:: AVAILABLE DATA ::
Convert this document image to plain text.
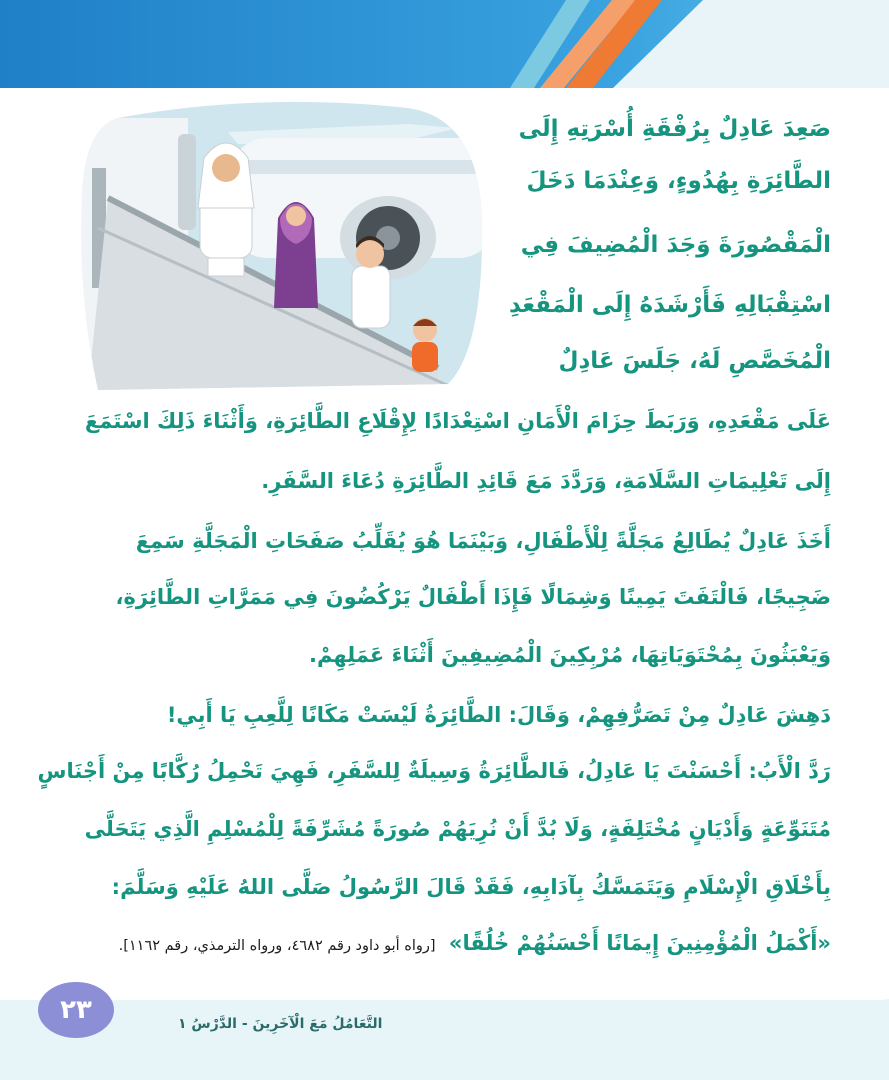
صَعِدَ عَادِلٌ بِرُفْقَةِ أُسْرَتِهِ إِلَى

الطَّائِرَةِ بِهُدُوءٍ، وَعِنْدَمَا دَخَلَ

الْمَقْصُورَةَ وَجَدَ الْمُضِيفَ فِي

اسْتِقْبَالِهِ فَأَرْشَدَهُ إِلَى الْمَقْعَدِ

الْمُخَصَّصِ لَهُ، جَلَسَ عَادِلٌ

عَلَى مَقْعَدِهِ، وَرَبَطَ حِزَامَ الْأَمَانِ اسْتِعْدَادًا لِإِقْلَاعِ الطَّائِرَةِ، وَأَثْنَاءَ ذَلِكَ اسْتَمَعَ

إِلَى تَعْلِيمَاتِ السَّلَامَةِ، وَرَدَّدَ مَعَ قَائِدِ الطَّائِرَةِ دُعَاءَ السَّفَرِ.

أَخَذَ عَادِلٌ يُطَالِعُ مَجَلَّةً لِلْأَطْفَالِ، وَبَيْنَمَا هُوَ يُقَلِّبُ صَفَحَاتِ الْمَجَلَّةِ سَمِعَ

ضَجِيجًا، فَالْتَفَتَ يَمِينًا وَشِمَالًا فَإِذَا أَطْفَالٌ يَرْكُضُونَ فِي مَمَرَّاتِ الطَّائِرَةِ،

وَيَعْبَثُونَ بِمُحْتَوَيَاتِهَا، مُرْبِكِينَ الْمُضِيفِينَ أَثْنَاءَ عَمَلِهِمْ.

دَهِشَ عَادِلٌ مِنْ تَصَرُّفِهِمْ، وَقَالَ: الطَّائِرَةُ لَيْسَتْ مَكَانًا لِلَّعِبِ يَا أَبِي!

رَدَّ الْأَبُ: أَحْسَنْتَ يَا عَادِلُ، فَالطَّائِرَةُ وَسِيلَةٌ لِلسَّفَرِ، فَهِيَ تَحْمِلُ رُكَّابًا مِنْ أَجْنَاسٍ

مُتَنَوِّعَةٍ وَأَدْيَانٍ مُخْتَلِفَةٍ، وَلَا بُدَّ أَنْ نُرِيَهُمْ صُورَةً مُشَرِّفَةً لِلْمُسْلِمِ الَّذِي يَتَحَلَّى

بِأَخْلَاقِ الْإِسْلَامِ وَيَتَمَسَّكُ بِآدَابِهِ، فَقَدْ قَالَ الرَّسُولُ صَلَّى اللهُ عَلَيْهِ وَسَلَّمَ:

«أَكْمَلُ الْمُؤْمِنِينَ إِيمَانًا أَحْسَنُهُمْ خُلُقًا» [رواه أبو داود رقم ٤٦٨٢، ورواه الترمذي، رقم ١١٦٢].

٢٣	التَّعَامُلُ مَعَ الْآخَرِينَ - الدَّرْسُ ١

:: YOUR TASK ::
Ignore the images and quote every line of the listing exactly.

:: SOLVED EXERCISE ::
Convert this document image to plain text.
صَعِدَ عَادِلٌ بِرُفْقَةِ أُسْرَتِهِ إِلَى

الطَّائِرَةِ بِهُدُوءٍ، وَعِنْدَمَا دَخَلَ

الْمَقْصُورَةَ وَجَدَ الْمُضِيفَ فِي

اسْتِقْبَالِهِ فَأَرْشَدَهُ إِلَى الْمَقْعَدِ

الْمُخَصَّصِ لَهُ، جَلَسَ عَادِلٌ

عَلَى مَقْعَدِهِ، وَرَبَطَ حِزَامَ الْأَمَانِ اسْتِعْدَادًا لِإِقْلَاعِ الطَّائِرَةِ، وَأَثْنَاءَ ذَلِكَ اسْتَمَعَ

إِلَى تَعْلِيمَاتِ السَّلَامَةِ، وَرَدَّدَ مَعَ قَائِدِ الطَّائِرَةِ دُعَاءَ السَّفَرِ.

أَخَذَ عَادِلٌ يُطَالِعُ مَجَلَّةً لِلْأَطْفَالِ، وَبَيْنَمَا هُوَ يُقَلِّبُ صَفَحَاتِ الْمَجَلَّةِ سَمِعَ

ضَجِيجًا، فَالْتَفَتَ يَمِينًا وَشِمَالًا فَإِذَا أَطْفَالٌ يَرْكُضُونَ فِي مَمَرَّاتِ الطَّائِرَةِ،

وَيَعْبَثُونَ بِمُحْتَوَيَاتِهَا، مُرْبِكِينَ الْمُضِيفِينَ أَثْنَاءَ عَمَلِهِمْ.

دَهِشَ عَادِلٌ مِنْ تَصَرُّفِهِمْ، وَقَالَ: الطَّائِرَةُ لَيْسَتْ مَكَانًا لِلَّعِبِ يَا أَبِي!

رَدَّ الْأَبُ: أَحْسَنْتَ يَا عَادِلُ، فَالطَّائِرَةُ وَسِيلَةٌ لِلسَّفَرِ، فَهِيَ تَحْمِلُ رُكَّابًا مِنْ أَجْنَاسٍ

مُتَنَوِّعَةٍ وَأَدْيَانٍ مُخْتَلِفَةٍ، وَلَا بُدَّ أَنْ نُرِيَهُمْ صُورَةً مُشَرِّفَةً لِلْمُسْلِمِ الَّذِي يَتَحَلَّى

بِأَخْلَاقِ الْإِسْلَامِ وَيَتَمَسَّكُ بِآدَابِهِ، فَقَدْ قَالَ الرَّسُولُ صَلَّى اللهُ عَلَيْهِ وَسَلَّمَ:

«أَكْمَلُ الْمُؤْمِنِينَ إِيمَانًا أَحْسَنُهُمْ خُلُقًا» [رواه أبو داود رقم ٤٦٨٢، ورواه الترمذي، رقم ١١٦٢].

٢٣	التَّعَامُلُ مَعَ الْآخَرِينَ - الدَّرْسُ ١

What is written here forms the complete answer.